BEGIN Listed records

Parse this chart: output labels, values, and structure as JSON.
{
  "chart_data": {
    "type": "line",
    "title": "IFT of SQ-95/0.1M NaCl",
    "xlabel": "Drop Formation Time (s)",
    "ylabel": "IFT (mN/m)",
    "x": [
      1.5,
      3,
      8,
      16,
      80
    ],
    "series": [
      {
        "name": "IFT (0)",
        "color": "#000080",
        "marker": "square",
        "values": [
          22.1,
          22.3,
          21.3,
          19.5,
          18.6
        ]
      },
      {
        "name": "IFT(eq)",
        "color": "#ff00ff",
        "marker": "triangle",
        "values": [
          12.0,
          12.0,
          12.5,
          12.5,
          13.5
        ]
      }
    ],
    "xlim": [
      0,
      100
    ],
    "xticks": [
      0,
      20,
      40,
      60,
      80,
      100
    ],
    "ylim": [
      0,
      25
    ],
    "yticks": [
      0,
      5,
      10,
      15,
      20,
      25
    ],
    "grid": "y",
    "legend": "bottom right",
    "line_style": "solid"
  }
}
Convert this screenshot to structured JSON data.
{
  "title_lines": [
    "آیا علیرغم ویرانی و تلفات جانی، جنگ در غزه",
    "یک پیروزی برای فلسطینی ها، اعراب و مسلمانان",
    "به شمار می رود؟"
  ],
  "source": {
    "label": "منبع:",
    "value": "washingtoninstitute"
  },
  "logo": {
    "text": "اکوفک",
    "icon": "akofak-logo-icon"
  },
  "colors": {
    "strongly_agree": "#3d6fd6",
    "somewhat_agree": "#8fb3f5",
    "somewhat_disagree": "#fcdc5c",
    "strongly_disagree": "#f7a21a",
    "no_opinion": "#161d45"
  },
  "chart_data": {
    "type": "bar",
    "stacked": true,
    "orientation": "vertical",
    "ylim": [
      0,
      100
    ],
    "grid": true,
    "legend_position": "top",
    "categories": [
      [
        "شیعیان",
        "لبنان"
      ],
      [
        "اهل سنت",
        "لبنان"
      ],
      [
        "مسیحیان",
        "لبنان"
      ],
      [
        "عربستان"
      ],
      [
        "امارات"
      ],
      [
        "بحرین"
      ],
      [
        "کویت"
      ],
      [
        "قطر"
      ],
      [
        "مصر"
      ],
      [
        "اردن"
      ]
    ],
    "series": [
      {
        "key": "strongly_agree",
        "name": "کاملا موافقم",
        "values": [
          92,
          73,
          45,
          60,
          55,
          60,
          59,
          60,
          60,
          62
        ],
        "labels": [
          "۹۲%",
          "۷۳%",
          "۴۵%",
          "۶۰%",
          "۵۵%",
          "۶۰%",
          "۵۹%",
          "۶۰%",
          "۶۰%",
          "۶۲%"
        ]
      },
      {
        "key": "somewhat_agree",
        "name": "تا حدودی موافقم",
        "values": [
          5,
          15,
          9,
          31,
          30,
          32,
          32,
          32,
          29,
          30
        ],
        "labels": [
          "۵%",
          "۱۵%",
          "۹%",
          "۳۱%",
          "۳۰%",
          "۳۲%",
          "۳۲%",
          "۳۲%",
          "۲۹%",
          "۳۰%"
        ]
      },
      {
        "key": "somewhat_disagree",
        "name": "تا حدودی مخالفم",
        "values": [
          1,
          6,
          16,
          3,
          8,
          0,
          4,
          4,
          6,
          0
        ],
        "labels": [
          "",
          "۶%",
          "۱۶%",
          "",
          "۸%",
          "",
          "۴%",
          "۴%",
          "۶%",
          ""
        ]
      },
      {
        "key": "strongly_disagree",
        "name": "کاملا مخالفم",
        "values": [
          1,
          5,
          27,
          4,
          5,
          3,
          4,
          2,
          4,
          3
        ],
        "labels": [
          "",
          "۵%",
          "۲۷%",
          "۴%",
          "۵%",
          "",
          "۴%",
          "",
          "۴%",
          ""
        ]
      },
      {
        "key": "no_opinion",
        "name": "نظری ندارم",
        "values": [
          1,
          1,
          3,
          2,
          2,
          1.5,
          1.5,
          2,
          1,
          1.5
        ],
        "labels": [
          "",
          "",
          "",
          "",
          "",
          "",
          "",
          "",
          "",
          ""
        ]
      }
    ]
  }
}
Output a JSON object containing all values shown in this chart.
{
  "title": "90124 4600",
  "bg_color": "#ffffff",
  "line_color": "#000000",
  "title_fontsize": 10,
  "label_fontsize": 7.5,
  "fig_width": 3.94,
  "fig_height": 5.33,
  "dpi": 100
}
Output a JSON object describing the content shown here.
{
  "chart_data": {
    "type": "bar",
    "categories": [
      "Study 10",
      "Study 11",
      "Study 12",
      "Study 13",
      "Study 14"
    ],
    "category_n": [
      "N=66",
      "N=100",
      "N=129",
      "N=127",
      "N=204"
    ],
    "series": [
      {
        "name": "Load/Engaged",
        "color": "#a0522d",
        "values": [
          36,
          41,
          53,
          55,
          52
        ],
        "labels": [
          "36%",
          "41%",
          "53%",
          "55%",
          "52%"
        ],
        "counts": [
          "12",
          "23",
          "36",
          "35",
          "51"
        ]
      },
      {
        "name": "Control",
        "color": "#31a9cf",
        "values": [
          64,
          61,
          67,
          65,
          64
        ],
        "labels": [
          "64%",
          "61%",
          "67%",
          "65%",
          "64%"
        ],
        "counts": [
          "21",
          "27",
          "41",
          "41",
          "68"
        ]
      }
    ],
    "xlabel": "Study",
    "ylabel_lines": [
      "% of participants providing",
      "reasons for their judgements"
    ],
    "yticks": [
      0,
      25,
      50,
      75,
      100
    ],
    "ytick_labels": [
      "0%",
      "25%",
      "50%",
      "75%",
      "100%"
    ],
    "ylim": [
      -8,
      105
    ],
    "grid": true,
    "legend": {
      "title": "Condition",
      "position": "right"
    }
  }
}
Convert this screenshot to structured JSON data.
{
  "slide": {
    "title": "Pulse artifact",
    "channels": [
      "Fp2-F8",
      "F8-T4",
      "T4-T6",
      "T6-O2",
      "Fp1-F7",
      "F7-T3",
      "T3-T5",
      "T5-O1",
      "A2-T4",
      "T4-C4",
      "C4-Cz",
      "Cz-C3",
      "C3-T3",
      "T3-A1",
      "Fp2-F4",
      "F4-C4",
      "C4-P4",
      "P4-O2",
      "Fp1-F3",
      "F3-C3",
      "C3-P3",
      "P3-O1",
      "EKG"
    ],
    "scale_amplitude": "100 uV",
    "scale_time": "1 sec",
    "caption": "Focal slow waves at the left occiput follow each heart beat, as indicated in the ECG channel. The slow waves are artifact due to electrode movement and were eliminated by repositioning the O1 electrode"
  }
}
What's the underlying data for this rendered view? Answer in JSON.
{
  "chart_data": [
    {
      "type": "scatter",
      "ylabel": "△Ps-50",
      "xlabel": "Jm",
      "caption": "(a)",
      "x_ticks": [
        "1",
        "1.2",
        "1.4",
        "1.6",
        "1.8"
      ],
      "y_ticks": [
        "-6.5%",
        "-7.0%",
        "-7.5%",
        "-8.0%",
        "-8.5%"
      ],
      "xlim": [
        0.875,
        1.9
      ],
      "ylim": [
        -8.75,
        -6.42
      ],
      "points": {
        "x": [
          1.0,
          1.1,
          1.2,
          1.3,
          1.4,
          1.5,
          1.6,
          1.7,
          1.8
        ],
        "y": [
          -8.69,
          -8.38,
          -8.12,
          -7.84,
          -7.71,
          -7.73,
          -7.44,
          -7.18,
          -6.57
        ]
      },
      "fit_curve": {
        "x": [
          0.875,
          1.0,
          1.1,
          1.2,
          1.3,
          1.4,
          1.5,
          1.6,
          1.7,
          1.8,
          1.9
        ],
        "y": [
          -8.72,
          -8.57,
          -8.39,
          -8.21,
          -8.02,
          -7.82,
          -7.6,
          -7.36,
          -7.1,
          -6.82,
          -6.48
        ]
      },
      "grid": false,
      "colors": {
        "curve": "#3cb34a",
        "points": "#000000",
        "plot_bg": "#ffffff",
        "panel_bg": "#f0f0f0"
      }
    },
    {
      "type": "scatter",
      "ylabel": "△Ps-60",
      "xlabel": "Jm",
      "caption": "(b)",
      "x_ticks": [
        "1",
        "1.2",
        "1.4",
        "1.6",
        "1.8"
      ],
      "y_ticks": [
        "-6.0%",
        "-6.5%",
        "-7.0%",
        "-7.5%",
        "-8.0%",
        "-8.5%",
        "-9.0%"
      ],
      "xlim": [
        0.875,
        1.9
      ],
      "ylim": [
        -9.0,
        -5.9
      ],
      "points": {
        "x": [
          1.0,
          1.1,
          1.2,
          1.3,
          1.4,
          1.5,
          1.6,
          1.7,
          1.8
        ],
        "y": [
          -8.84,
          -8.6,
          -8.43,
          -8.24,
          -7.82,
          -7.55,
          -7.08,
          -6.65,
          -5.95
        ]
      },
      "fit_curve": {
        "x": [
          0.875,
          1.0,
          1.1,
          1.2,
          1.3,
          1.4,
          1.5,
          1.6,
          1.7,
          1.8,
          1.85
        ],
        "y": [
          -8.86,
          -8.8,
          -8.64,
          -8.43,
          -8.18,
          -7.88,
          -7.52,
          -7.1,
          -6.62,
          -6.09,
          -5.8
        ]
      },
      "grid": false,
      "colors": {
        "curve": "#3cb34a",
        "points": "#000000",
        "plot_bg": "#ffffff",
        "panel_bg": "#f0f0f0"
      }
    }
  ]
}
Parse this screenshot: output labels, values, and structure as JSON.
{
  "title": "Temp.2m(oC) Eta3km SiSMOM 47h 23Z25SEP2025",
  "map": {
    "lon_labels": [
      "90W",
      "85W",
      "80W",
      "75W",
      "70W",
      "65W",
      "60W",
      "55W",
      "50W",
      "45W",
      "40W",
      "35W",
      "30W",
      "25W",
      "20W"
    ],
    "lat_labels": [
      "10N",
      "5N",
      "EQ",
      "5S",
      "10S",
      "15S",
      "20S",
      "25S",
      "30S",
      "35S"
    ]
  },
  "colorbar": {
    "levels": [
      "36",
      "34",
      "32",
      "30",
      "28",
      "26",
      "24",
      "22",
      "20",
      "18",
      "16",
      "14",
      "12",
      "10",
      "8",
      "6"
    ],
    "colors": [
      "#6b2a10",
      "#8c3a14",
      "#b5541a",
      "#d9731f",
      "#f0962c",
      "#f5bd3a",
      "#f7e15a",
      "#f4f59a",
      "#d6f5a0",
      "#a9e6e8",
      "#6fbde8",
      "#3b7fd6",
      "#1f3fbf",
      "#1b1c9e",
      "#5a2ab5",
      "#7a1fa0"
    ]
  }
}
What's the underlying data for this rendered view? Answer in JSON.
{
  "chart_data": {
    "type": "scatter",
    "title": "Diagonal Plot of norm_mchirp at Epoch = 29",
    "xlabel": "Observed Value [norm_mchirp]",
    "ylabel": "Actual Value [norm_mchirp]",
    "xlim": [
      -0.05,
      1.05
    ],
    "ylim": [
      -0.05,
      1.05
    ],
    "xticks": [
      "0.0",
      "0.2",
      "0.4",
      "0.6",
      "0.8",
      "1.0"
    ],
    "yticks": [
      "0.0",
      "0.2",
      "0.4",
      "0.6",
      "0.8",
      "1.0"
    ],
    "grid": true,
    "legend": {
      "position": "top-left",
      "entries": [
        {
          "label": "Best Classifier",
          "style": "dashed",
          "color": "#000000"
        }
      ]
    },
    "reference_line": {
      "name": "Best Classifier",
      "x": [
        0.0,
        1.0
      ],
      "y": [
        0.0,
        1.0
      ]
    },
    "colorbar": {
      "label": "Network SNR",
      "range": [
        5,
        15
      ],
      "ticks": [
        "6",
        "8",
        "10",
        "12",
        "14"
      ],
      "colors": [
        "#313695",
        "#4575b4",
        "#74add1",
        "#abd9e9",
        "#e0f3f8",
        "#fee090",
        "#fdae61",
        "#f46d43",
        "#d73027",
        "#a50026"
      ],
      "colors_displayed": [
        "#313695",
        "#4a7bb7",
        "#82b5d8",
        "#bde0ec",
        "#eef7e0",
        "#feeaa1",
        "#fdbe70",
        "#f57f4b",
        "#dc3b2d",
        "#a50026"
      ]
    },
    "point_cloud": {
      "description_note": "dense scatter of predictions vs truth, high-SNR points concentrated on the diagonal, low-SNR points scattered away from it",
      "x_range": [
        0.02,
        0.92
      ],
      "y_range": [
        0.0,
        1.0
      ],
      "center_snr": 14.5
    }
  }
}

END Listed records

Goal of the exercise
Say how many lines hold the word "shown", giving the number and nothing else.

Answer
2